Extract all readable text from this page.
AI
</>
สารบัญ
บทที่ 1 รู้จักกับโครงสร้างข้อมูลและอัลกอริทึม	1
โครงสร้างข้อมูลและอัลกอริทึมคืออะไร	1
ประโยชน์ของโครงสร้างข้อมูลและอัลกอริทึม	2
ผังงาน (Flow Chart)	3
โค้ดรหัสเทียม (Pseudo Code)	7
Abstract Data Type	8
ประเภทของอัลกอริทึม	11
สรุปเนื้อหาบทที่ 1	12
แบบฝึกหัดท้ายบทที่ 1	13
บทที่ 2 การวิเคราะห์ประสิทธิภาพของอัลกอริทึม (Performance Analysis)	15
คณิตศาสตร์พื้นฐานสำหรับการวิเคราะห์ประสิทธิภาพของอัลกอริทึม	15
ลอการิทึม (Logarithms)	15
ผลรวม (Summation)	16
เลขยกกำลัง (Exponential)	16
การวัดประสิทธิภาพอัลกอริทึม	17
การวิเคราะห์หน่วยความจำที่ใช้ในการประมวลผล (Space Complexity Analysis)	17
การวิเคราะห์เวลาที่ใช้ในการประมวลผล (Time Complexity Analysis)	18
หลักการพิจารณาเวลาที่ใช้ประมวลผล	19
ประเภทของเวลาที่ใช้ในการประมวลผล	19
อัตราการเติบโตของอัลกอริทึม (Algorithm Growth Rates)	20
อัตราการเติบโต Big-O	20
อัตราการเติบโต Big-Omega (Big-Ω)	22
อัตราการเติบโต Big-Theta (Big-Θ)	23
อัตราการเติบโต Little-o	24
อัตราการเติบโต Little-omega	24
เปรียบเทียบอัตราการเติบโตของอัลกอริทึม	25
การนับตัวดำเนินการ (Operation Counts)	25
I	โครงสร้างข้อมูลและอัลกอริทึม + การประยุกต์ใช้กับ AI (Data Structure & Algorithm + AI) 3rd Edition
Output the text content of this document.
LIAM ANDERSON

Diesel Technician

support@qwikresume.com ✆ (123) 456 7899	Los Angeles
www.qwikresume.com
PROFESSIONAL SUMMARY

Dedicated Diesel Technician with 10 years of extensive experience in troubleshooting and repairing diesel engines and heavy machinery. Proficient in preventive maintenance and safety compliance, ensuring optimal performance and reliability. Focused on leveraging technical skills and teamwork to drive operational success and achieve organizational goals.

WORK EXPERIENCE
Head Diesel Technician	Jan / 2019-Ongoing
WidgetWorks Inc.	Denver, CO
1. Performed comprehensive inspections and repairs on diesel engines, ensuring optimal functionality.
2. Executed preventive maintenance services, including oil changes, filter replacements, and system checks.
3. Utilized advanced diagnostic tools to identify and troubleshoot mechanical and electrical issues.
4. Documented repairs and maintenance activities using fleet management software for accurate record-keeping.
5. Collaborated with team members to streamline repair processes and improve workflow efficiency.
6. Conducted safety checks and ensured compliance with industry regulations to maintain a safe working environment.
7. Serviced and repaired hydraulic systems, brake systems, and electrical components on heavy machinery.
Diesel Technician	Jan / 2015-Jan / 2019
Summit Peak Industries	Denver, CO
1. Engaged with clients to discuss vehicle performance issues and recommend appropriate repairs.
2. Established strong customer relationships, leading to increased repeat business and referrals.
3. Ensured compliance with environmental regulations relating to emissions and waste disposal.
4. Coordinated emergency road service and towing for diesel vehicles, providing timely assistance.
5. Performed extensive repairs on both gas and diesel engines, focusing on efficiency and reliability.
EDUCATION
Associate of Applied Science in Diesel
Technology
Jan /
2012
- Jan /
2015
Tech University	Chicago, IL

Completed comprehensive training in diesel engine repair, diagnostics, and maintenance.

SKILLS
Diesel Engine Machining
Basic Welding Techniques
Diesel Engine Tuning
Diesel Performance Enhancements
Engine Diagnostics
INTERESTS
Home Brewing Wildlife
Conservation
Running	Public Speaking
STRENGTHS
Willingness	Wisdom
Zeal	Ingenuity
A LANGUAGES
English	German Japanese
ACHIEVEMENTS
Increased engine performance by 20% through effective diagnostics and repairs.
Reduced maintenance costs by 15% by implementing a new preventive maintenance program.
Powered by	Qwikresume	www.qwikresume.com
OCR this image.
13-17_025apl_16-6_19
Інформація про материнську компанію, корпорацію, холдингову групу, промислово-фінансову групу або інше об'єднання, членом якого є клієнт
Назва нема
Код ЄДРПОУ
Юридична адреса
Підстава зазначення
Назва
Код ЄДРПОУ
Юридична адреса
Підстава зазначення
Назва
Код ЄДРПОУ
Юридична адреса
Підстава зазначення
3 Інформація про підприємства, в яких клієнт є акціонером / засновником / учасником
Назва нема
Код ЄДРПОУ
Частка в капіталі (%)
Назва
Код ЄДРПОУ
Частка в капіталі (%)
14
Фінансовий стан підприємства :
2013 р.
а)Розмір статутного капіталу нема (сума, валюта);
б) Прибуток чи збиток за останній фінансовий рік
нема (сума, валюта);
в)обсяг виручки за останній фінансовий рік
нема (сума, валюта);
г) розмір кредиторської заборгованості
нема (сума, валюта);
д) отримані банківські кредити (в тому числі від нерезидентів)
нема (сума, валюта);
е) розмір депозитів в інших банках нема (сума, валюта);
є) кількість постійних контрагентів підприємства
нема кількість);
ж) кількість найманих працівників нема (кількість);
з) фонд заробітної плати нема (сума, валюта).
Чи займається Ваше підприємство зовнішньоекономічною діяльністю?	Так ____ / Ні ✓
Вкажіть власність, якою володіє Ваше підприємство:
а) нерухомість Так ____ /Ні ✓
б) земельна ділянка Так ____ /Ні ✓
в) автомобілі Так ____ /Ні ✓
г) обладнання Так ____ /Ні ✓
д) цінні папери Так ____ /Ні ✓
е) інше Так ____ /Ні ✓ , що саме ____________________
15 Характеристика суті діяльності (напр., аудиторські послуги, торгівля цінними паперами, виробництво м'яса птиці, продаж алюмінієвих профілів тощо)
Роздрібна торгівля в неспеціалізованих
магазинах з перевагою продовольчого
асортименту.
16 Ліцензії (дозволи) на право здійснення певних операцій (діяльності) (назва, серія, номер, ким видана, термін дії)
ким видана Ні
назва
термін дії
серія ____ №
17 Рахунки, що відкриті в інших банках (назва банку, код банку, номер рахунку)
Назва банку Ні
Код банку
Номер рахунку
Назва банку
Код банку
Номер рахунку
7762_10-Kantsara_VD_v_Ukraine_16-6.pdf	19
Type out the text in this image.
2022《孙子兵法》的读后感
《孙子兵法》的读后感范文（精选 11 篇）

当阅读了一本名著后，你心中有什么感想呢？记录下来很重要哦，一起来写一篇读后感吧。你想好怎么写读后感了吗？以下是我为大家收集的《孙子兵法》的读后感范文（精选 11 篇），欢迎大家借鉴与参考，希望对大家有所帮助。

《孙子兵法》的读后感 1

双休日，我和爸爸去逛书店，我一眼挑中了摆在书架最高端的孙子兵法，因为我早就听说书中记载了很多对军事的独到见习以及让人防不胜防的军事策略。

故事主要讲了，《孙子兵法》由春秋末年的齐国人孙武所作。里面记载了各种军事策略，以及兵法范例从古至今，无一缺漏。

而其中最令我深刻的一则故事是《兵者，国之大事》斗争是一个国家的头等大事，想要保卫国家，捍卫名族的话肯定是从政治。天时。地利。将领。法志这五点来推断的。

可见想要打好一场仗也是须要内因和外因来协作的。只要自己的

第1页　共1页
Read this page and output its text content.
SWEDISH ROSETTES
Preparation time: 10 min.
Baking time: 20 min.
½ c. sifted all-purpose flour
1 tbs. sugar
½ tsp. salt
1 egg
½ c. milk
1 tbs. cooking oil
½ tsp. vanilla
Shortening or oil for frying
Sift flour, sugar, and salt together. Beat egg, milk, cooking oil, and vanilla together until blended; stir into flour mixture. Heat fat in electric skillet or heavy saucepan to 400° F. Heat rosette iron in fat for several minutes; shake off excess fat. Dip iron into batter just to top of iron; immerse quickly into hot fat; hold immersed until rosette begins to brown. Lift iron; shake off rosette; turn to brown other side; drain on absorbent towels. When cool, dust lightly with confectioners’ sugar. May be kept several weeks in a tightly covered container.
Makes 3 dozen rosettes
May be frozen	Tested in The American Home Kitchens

* _TASK TO COMPLETE_: Repeat, without change, each line of the data above from the one that contains "Type out the text in this image." through the final line, counting both.

* _TASK OUTPUT_:
Type out the text in this image.
2022《孙子兵法》的读后感
《孙子兵法》的读后感范文（精选 11 篇）

当阅读了一本名著后，你心中有什么感想呢？记录下来很重要哦，一起来写一篇读后感吧。你想好怎么写读后感了吗？以下是我为大家收集的《孙子兵法》的读后感范文（精选 11 篇），欢迎大家借鉴与参考，希望对大家有所帮助。

《孙子兵法》的读后感 1

双休日，我和爸爸去逛书店，我一眼挑中了摆在书架最高端的孙子兵法，因为我早就听说书中记载了很多对军事的独到见习以及让人防不胜防的军事策略。

故事主要讲了，《孙子兵法》由春秋末年的齐国人孙武所作。里面记载了各种军事策略，以及兵法范例从古至今，无一缺漏。

而其中最令我深刻的一则故事是《兵者，国之大事》斗争是一个国家的头等大事，想要保卫国家，捍卫名族的话肯定是从政治。天时。地利。将领。法志这五点来推断的。

可见想要打好一场仗也是须要内因和外因来协作的。只要自己的

第1页　共1页
Read this page and output its text content.
SWEDISH ROSETTES
Preparation time: 10 min.
Baking time: 20 min.
½ c. sifted all-purpose flour
1 tbs. sugar
½ tsp. salt
1 egg
½ c. milk
1 tbs. cooking oil
½ tsp. vanilla
Shortening or oil for frying
Sift flour, sugar, and salt together. Beat egg, milk, cooking oil, and vanilla together until blended; stir into flour mixture. Heat fat in electric skillet or heavy saucepan to 400° F. Heat rosette iron in fat for several minutes; shake off excess fat. Dip iron into batter just to top of iron; immerse quickly into hot fat; hold immersed until rosette begins to brown. Lift iron; shake off rosette; turn to brown other side; drain on absorbent towels. When cool, dust lightly with confectioners’ sugar. May be kept several weeks in a tightly covered container.
Makes 3 dozen rosettes
May be frozen	Tested in The American Home Kitchens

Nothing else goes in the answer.